## Start LISTED RECORDS
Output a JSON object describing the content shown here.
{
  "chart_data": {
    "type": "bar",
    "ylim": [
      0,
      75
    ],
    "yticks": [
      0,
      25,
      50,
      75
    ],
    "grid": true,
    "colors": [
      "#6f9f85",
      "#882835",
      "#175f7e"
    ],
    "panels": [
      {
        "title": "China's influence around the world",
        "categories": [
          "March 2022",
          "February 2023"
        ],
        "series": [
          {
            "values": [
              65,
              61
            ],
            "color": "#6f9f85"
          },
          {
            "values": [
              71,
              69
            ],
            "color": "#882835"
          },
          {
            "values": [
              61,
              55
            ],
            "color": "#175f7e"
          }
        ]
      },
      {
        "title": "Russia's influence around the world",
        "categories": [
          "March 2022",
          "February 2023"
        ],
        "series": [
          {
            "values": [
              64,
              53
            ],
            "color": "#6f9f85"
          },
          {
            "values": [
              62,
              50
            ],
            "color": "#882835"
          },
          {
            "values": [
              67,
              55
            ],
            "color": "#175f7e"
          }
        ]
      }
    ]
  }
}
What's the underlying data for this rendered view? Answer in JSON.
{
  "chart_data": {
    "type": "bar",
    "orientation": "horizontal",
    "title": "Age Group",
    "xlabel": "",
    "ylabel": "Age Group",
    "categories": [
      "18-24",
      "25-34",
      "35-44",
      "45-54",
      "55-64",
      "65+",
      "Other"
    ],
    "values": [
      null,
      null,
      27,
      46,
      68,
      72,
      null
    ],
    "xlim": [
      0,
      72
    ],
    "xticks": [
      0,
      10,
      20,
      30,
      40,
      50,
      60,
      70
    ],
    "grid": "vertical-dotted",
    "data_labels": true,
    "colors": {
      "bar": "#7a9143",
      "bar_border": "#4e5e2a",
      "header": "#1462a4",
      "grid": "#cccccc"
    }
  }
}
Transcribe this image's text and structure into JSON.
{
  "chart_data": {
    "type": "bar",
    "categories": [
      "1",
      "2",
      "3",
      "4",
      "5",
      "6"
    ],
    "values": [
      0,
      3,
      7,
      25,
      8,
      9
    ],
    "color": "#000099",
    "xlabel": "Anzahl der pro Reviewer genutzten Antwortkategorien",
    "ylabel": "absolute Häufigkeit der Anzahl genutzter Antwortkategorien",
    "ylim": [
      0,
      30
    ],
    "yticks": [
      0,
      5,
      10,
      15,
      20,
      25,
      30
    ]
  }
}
## End LISTED RECORDS
### PROBLEM STATEMENT
Exactly as written, please output every entry.

### TASK SOLUTION
Output a JSON object describing the content shown here.
{
  "chart_data": {
    "type": "bar",
    "ylim": [
      0,
      75
    ],
    "yticks": [
      0,
      25,
      50,
      75
    ],
    "grid": true,
    "colors": [
      "#6f9f85",
      "#882835",
      "#175f7e"
    ],
    "panels": [
      {
        "title": "China's influence around the world",
        "categories": [
          "March 2022",
          "February 2023"
        ],
        "series": [
          {
            "values": [
              65,
              61
            ],
            "color": "#6f9f85"
          },
          {
            "values": [
              71,
              69
            ],
            "color": "#882835"
          },
          {
            "values": [
              61,
              55
            ],
            "color": "#175f7e"
          }
        ]
      },
      {
        "title": "Russia's influence around the world",
        "categories": [
          "March 2022",
          "February 2023"
        ],
        "series": [
          {
            "values": [
              64,
              53
            ],
            "color": "#6f9f85"
          },
          {
            "values": [
              62,
              50
            ],
            "color": "#882835"
          },
          {
            "values": [
              67,
              55
            ],
            "color": "#175f7e"
          }
        ]
      }
    ]
  }
}
What's the underlying data for this rendered view? Answer in JSON.
{
  "chart_data": {
    "type": "bar",
    "orientation": "horizontal",
    "title": "Age Group",
    "xlabel": "",
    "ylabel": "Age Group",
    "categories": [
      "18-24",
      "25-34",
      "35-44",
      "45-54",
      "55-64",
      "65+",
      "Other"
    ],
    "values": [
      null,
      null,
      27,
      46,
      68,
      72,
      null
    ],
    "xlim": [
      0,
      72
    ],
    "xticks": [
      0,
      10,
      20,
      30,
      40,
      50,
      60,
      70
    ],
    "grid": "vertical-dotted",
    "data_labels": true,
    "colors": {
      "bar": "#7a9143",
      "bar_border": "#4e5e2a",
      "header": "#1462a4",
      "grid": "#cccccc"
    }
  }
}
Transcribe this image's text and structure into JSON.
{
  "chart_data": {
    "type": "bar",
    "categories": [
      "1",
      "2",
      "3",
      "4",
      "5",
      "6"
    ],
    "values": [
      0,
      3,
      7,
      25,
      8,
      9
    ],
    "color": "#000099",
    "xlabel": "Anzahl der pro Reviewer genutzten Antwortkategorien",
    "ylabel": "absolute Häufigkeit der Anzahl genutzter Antwortkategorien",
    "ylim": [
      0,
      30
    ],
    "yticks": [
      0,
      5,
      10,
      15,
      20,
      25,
      30
    ]
  }
}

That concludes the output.